### The request
Return every line of the records below verbatim, with no pictures in the copy.

### Record set
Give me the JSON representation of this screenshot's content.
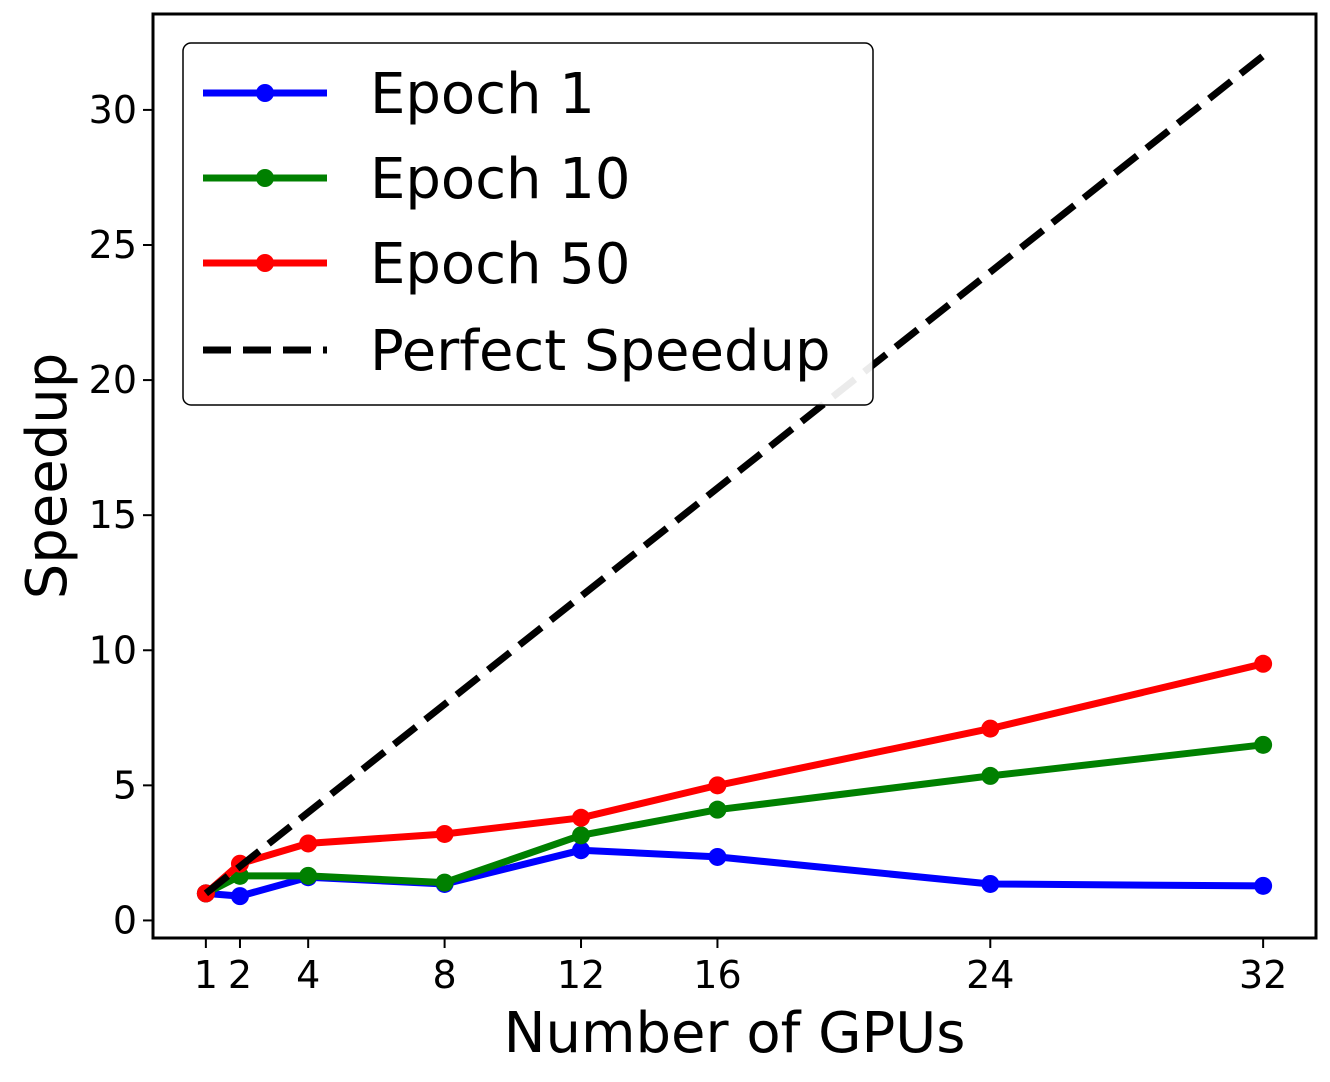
{
  "chart_data": {
    "type": "line",
    "xlabel": "Number of GPUs",
    "ylabel": "Speedup",
    "x_ticks": [
      1,
      2,
      4,
      8,
      12,
      16,
      24,
      32
    ],
    "y_ticks": [
      0,
      5,
      10,
      15,
      20,
      25,
      30
    ],
    "xlim": [
      -0.55,
      33.55
    ],
    "ylim": [
      -0.65,
      33.55
    ],
    "grid": false,
    "legend_position": "top-left",
    "series": [
      {
        "name": "Epoch 1",
        "color": "#0000ff",
        "style": "solid-marker",
        "x": [
          1,
          2,
          4,
          8,
          12,
          16,
          24,
          32
        ],
        "y": [
          1.0,
          0.9,
          1.6,
          1.35,
          2.6,
          2.35,
          1.35,
          1.28
        ]
      },
      {
        "name": "Epoch 10",
        "color": "#008000",
        "style": "solid-marker",
        "x": [
          1,
          2,
          4,
          8,
          12,
          16,
          24,
          32
        ],
        "y": [
          1.0,
          1.65,
          1.65,
          1.4,
          3.15,
          4.1,
          5.35,
          6.5
        ]
      },
      {
        "name": "Epoch 50",
        "color": "#ff0000",
        "style": "solid-marker",
        "x": [
          1,
          2,
          4,
          8,
          12,
          16,
          24,
          32
        ],
        "y": [
          1.0,
          2.1,
          2.85,
          3.2,
          3.8,
          5.0,
          7.1,
          9.5
        ]
      },
      {
        "name": "Perfect Speedup",
        "color": "#000000",
        "style": "dashed",
        "x": [
          1,
          32
        ],
        "y": [
          1,
          32
        ]
      }
    ]
  }
}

### Response below
Give me the JSON representation of this screenshot's content.
{
  "chart_data": {
    "type": "line",
    "xlabel": "Number of GPUs",
    "ylabel": "Speedup",
    "x_ticks": [
      1,
      2,
      4,
      8,
      12,
      16,
      24,
      32
    ],
    "y_ticks": [
      0,
      5,
      10,
      15,
      20,
      25,
      30
    ],
    "xlim": [
      -0.55,
      33.55
    ],
    "ylim": [
      -0.65,
      33.55
    ],
    "grid": false,
    "legend_position": "top-left",
    "series": [
      {
        "name": "Epoch 1",
        "color": "#0000ff",
        "style": "solid-marker",
        "x": [
          1,
          2,
          4,
          8,
          12,
          16,
          24,
          32
        ],
        "y": [
          1.0,
          0.9,
          1.6,
          1.35,
          2.6,
          2.35,
          1.35,
          1.28
        ]
      },
      {
        "name": "Epoch 10",
        "color": "#008000",
        "style": "solid-marker",
        "x": [
          1,
          2,
          4,
          8,
          12,
          16,
          24,
          32
        ],
        "y": [
          1.0,
          1.65,
          1.65,
          1.4,
          3.15,
          4.1,
          5.35,
          6.5
        ]
      },
      {
        "name": "Epoch 50",
        "color": "#ff0000",
        "style": "solid-marker",
        "x": [
          1,
          2,
          4,
          8,
          12,
          16,
          24,
          32
        ],
        "y": [
          1.0,
          2.1,
          2.85,
          3.2,
          3.8,
          5.0,
          7.1,
          9.5
        ]
      },
      {
        "name": "Perfect Speedup",
        "color": "#000000",
        "style": "dashed",
        "x": [
          1,
          32
        ],
        "y": [
          1,
          32
        ]
      }
    ]
  }
}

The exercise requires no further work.